Goal:
State the number of lines that contain the word "استاتیکی", and add nothing else.

A block of data:
______________________________
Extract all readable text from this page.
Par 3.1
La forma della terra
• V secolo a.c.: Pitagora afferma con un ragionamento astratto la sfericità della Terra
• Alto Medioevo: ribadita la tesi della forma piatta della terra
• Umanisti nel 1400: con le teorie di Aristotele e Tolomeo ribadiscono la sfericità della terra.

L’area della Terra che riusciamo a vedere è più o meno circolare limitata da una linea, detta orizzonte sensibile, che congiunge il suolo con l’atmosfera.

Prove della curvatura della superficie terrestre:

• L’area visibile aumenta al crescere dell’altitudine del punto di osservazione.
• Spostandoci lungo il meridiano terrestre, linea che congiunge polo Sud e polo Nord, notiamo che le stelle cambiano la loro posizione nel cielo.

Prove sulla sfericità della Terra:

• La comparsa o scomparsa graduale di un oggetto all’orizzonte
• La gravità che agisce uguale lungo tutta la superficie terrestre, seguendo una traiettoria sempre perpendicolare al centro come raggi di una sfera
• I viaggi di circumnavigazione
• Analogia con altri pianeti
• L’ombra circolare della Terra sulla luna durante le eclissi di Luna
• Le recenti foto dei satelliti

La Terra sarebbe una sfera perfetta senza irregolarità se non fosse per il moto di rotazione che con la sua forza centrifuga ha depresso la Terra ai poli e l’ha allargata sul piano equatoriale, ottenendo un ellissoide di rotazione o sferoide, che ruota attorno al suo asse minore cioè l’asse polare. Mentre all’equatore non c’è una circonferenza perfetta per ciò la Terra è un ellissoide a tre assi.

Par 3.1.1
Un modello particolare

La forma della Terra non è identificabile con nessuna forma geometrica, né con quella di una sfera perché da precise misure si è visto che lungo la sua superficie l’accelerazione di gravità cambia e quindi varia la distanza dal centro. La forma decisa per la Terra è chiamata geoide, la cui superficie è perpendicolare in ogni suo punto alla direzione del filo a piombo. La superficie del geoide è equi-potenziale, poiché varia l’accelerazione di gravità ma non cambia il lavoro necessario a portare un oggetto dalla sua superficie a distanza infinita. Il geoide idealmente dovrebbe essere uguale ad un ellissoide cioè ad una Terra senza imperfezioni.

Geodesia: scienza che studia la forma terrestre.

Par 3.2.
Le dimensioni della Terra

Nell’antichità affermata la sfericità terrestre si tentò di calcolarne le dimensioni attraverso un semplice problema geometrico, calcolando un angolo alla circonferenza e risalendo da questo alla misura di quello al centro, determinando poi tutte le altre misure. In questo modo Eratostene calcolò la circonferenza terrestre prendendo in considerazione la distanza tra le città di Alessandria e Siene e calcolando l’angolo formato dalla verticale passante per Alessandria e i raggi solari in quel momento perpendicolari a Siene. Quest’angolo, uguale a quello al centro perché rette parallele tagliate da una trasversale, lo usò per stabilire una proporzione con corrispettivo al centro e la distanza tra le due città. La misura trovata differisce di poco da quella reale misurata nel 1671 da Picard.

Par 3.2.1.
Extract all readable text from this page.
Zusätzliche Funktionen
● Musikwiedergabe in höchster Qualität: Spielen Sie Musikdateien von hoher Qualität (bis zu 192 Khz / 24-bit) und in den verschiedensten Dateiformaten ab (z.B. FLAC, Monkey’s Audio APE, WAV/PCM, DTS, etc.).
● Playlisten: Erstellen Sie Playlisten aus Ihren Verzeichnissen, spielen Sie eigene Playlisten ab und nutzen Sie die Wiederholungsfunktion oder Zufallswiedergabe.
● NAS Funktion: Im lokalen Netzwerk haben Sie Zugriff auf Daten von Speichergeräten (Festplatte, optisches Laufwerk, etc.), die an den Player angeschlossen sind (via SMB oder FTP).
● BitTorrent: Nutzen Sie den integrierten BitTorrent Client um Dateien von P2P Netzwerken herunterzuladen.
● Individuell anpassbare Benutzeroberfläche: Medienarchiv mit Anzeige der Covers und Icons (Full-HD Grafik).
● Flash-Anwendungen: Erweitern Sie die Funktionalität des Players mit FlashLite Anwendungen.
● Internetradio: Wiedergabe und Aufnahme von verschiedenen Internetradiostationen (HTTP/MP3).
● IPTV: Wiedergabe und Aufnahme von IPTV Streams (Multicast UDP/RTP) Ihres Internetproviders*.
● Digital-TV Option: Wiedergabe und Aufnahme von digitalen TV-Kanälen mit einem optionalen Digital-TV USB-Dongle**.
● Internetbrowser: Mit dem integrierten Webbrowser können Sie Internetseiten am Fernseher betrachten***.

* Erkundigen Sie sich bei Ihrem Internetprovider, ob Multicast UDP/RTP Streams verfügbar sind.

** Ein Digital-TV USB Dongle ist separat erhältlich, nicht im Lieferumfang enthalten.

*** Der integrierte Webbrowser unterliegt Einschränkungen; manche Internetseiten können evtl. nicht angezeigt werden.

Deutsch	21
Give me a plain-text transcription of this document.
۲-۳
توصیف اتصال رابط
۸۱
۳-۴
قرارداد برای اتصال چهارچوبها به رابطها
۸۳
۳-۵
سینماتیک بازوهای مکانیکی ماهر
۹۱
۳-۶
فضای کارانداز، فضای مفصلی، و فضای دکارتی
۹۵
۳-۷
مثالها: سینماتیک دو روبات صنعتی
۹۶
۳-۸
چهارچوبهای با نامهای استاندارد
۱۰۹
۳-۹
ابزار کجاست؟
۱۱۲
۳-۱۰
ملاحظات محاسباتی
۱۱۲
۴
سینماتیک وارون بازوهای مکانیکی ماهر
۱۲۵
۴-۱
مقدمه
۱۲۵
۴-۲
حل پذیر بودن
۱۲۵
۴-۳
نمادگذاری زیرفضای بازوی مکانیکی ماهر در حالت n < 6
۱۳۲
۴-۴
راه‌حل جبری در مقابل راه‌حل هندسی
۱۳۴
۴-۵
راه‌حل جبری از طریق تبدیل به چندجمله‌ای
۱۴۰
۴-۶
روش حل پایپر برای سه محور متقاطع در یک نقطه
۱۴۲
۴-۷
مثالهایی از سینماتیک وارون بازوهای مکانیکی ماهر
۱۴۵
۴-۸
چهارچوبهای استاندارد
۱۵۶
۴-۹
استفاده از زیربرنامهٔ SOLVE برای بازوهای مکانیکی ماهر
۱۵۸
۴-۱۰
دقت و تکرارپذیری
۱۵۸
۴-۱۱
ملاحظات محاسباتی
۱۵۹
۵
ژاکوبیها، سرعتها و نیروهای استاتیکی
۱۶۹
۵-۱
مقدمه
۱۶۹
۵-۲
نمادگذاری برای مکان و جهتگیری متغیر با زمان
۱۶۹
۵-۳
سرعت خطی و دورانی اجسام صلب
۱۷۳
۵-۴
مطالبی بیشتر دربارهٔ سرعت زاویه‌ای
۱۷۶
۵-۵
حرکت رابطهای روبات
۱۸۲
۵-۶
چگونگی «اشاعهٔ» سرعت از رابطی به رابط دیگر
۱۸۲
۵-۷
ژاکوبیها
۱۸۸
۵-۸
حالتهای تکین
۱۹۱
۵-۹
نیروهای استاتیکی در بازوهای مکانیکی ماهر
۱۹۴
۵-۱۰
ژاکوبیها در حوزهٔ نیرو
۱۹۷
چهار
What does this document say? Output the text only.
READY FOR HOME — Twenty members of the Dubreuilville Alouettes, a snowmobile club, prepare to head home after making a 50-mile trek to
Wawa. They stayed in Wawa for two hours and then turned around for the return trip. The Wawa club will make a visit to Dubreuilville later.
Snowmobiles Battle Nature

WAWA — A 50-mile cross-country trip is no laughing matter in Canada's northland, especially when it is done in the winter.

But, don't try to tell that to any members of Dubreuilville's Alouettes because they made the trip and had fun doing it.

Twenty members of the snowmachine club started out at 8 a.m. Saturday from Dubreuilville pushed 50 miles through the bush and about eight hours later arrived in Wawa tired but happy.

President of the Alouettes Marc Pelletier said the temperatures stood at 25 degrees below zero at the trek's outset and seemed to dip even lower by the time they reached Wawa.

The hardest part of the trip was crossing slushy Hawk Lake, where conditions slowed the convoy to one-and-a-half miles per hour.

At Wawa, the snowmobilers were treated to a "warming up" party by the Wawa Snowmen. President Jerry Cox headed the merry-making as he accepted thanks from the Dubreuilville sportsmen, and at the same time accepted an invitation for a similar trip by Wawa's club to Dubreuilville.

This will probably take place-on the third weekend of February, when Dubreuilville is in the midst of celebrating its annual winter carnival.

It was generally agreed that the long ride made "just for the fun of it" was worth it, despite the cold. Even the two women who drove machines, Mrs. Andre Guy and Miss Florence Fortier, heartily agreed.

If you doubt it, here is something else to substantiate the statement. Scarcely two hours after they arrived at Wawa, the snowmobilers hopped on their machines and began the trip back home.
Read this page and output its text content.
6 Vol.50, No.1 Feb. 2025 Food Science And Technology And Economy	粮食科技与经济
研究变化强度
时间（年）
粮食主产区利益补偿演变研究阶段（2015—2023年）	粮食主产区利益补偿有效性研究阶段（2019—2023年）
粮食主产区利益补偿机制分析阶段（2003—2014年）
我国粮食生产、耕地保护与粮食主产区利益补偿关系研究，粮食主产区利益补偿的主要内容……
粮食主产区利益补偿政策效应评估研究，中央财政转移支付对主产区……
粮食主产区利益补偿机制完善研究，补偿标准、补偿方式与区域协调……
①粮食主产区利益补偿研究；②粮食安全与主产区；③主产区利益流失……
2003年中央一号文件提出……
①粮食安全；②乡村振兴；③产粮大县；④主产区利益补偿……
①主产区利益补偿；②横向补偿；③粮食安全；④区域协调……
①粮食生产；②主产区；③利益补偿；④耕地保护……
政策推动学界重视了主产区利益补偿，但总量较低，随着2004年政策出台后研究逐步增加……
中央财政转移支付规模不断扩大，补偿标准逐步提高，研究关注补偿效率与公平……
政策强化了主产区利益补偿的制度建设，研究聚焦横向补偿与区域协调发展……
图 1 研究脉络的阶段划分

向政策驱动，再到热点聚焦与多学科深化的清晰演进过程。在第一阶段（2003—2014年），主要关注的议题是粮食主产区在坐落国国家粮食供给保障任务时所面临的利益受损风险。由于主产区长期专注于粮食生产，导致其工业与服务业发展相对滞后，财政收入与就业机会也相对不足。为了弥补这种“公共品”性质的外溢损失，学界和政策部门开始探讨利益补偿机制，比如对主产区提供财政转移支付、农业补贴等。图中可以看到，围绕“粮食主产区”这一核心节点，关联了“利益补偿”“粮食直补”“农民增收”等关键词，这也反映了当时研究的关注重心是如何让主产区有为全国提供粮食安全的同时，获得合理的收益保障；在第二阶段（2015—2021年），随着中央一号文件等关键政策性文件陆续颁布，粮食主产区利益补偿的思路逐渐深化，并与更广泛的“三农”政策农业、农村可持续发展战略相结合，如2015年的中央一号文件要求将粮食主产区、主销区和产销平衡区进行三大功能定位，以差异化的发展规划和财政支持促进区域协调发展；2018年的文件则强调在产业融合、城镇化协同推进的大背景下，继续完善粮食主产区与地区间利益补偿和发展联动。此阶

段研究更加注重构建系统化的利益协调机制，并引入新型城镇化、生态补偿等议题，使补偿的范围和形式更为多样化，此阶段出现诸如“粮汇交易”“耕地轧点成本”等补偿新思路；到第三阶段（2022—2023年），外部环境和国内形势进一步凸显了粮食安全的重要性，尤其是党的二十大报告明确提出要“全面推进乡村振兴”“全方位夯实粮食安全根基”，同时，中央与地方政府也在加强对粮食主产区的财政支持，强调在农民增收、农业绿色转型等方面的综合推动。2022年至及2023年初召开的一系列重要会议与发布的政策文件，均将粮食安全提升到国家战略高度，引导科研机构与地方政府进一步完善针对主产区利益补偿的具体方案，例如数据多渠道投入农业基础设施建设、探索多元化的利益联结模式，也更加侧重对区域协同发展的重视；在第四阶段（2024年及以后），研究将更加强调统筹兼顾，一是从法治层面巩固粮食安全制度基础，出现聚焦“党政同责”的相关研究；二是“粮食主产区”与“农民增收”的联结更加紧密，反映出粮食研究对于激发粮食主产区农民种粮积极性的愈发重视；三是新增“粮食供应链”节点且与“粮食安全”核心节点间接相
______________________________
Correct output:
2